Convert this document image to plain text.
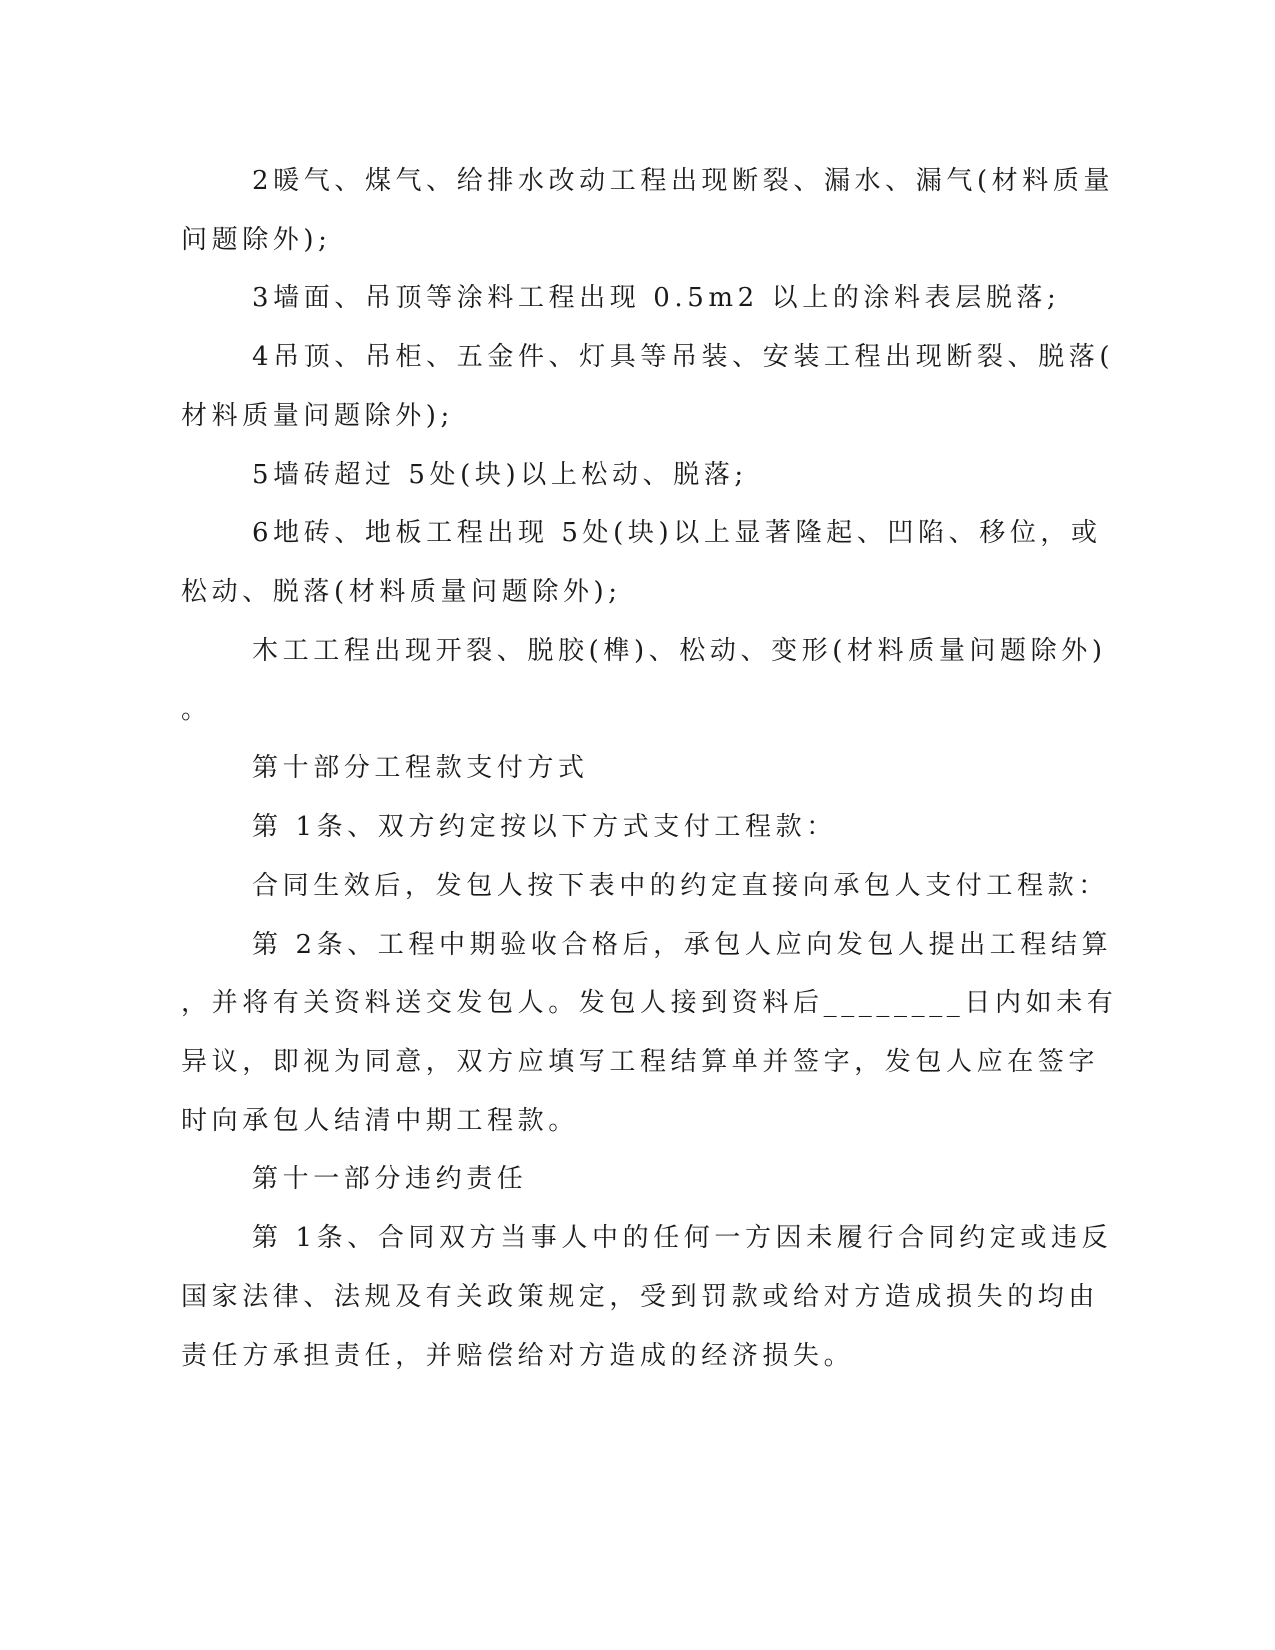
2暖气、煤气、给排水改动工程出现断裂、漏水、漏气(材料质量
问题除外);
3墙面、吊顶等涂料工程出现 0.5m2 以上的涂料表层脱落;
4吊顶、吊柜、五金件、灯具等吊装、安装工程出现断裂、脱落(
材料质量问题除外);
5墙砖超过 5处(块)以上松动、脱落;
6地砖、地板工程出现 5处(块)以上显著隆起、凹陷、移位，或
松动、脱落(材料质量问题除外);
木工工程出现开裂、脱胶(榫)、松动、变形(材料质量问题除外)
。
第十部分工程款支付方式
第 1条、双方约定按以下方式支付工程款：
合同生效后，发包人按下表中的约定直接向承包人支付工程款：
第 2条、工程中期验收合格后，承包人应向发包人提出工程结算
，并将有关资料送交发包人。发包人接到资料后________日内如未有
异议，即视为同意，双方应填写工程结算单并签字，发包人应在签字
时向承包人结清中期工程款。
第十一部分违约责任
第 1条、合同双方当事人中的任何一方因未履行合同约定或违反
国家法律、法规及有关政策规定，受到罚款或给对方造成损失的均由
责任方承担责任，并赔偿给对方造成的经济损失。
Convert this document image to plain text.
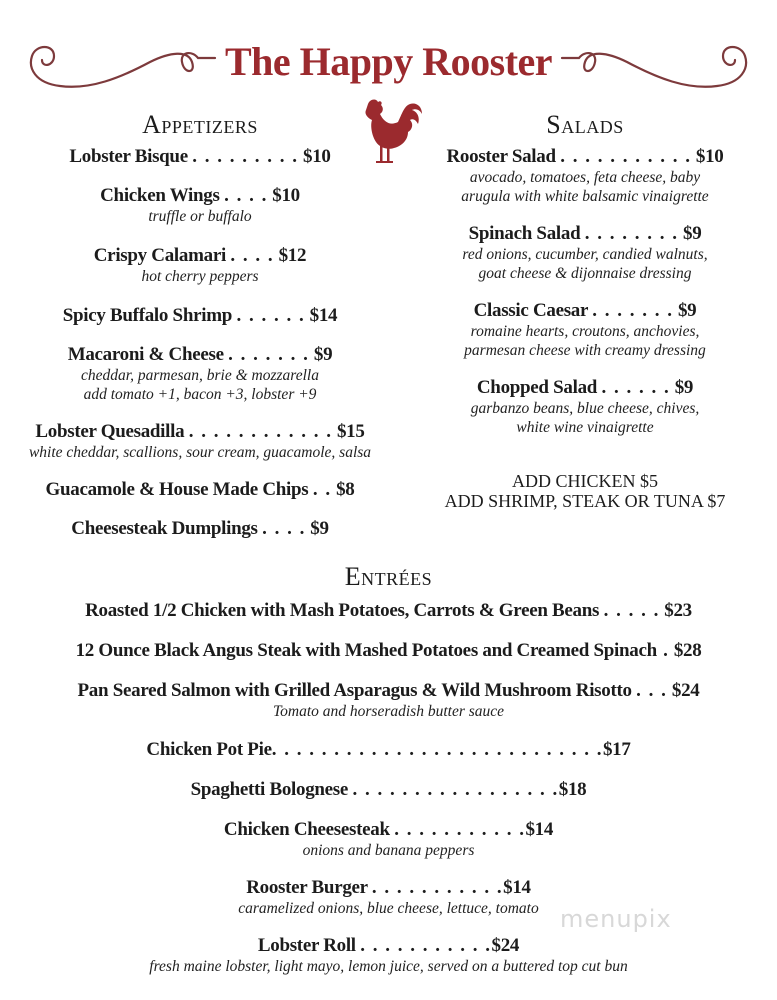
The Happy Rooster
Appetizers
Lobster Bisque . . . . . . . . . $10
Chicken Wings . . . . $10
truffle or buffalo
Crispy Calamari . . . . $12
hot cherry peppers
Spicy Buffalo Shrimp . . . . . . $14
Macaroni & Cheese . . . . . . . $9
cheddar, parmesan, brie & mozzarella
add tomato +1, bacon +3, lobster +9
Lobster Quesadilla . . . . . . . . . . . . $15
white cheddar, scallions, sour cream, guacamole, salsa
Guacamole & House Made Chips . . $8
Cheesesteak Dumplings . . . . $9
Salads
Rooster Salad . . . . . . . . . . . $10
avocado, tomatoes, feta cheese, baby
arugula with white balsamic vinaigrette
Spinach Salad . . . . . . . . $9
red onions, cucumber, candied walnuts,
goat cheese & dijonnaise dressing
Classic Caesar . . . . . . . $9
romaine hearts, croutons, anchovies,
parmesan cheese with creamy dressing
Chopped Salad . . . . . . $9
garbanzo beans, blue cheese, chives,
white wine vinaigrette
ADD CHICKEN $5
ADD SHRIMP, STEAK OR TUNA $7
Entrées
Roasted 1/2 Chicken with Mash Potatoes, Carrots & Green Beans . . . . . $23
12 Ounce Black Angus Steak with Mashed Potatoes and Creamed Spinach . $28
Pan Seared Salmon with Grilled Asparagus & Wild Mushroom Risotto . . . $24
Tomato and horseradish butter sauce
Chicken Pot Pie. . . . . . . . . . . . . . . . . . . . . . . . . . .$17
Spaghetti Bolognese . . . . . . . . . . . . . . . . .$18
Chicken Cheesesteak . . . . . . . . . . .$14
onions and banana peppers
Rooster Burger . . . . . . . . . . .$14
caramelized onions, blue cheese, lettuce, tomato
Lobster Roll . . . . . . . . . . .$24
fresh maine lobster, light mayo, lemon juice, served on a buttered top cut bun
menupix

(PROBLEM REQUIREMENTS): Copy every line of the listing that includes the string "peppers".

(PROBLEM SOLUTION):
hot cherry peppers
onions and banana peppers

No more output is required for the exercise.